— Begin Records shown —
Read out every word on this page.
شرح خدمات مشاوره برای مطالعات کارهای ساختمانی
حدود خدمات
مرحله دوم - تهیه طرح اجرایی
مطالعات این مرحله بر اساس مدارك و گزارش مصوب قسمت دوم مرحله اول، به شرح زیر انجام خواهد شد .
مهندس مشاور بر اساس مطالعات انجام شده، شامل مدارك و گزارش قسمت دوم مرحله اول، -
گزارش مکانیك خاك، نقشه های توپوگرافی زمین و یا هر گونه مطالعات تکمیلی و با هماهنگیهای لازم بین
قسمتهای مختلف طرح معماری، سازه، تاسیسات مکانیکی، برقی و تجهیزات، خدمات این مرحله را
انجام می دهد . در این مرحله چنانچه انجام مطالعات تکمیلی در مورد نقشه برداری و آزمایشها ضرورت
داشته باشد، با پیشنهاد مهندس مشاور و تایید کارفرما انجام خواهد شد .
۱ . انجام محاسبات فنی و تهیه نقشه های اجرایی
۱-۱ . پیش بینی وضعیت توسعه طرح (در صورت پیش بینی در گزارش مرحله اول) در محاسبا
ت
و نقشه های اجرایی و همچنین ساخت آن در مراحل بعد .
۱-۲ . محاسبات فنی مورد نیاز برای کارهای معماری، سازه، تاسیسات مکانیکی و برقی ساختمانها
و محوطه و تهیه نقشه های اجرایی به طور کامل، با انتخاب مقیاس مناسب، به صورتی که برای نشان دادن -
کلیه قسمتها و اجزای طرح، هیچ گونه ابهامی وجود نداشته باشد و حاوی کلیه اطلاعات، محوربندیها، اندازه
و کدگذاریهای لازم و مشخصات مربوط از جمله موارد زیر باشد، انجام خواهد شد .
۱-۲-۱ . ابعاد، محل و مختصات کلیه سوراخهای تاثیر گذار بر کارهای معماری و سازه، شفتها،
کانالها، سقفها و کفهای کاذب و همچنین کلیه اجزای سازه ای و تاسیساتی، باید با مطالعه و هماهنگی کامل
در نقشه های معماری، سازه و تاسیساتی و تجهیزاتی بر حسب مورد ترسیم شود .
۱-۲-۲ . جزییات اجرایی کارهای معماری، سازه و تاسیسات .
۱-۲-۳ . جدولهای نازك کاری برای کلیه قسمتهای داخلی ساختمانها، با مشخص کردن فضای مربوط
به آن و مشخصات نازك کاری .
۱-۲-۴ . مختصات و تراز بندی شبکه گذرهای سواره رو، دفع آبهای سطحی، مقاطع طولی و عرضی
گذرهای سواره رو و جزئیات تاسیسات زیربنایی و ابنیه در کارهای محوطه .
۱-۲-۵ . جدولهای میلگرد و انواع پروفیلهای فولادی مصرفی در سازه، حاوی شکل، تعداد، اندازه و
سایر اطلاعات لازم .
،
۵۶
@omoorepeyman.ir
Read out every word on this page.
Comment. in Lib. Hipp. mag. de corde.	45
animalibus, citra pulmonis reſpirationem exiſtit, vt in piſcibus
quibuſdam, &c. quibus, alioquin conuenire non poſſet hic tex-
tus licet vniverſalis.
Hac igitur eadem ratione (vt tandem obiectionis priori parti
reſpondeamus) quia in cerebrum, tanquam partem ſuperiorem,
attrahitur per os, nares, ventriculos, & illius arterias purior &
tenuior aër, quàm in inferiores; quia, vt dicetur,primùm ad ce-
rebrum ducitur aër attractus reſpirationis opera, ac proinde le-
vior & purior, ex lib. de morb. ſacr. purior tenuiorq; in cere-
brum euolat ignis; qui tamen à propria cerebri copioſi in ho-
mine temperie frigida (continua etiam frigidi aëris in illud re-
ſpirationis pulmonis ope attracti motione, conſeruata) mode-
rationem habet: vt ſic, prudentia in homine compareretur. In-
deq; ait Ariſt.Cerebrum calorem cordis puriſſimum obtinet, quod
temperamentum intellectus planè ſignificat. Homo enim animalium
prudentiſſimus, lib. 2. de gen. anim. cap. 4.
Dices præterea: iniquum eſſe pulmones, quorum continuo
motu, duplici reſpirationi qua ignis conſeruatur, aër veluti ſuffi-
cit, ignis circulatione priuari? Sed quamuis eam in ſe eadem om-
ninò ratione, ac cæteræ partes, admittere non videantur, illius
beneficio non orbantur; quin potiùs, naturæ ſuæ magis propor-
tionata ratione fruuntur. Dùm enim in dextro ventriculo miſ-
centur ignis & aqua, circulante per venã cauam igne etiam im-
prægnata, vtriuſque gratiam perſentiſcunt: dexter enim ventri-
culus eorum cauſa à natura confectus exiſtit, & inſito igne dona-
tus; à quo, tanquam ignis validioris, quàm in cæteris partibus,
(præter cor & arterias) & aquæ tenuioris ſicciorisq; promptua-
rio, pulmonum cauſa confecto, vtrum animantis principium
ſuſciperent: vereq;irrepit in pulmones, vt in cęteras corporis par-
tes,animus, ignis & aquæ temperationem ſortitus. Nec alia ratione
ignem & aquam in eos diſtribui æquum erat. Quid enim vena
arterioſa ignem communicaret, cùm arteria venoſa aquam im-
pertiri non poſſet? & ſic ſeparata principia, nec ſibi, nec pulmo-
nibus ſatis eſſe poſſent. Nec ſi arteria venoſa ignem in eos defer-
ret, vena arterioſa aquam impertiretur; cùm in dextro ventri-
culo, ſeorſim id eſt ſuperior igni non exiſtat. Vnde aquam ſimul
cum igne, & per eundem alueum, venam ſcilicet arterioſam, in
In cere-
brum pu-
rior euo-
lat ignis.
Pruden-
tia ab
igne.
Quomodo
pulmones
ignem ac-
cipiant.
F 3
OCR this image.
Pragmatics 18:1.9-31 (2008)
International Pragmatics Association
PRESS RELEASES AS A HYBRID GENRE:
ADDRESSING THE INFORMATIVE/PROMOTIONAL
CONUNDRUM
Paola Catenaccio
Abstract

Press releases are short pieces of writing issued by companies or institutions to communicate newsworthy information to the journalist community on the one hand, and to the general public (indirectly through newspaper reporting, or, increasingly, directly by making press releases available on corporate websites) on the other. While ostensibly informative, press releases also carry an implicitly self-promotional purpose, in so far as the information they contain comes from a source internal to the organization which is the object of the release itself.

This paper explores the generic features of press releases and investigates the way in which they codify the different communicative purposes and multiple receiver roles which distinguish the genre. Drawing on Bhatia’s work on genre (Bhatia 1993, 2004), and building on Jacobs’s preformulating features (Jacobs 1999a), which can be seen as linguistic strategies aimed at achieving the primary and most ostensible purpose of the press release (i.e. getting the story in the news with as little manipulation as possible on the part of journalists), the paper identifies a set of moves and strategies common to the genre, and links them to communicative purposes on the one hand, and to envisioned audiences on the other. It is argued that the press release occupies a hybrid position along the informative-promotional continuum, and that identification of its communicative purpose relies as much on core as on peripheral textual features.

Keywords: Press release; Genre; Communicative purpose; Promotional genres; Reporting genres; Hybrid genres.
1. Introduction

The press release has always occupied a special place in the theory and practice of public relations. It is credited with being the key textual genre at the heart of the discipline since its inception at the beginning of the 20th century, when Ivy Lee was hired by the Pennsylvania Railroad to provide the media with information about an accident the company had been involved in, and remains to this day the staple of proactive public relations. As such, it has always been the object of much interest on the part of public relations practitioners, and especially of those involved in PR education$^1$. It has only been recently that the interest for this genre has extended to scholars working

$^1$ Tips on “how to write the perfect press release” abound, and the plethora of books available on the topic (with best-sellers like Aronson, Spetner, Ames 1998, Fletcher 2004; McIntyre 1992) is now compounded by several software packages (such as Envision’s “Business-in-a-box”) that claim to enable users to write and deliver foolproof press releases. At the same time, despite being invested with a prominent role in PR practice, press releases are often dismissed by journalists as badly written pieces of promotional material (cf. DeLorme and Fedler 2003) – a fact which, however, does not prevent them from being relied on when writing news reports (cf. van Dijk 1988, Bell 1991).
— End Records shown —
## [Do this]
From the entries, report each line that includes the word "quia".

## [Task response]
reſpondeamus) quia in cerebrum, tanquam partem ſuperiorem,
tenuior aër, quàm in inferiores; quia, vt dicetur,primùm ad ce-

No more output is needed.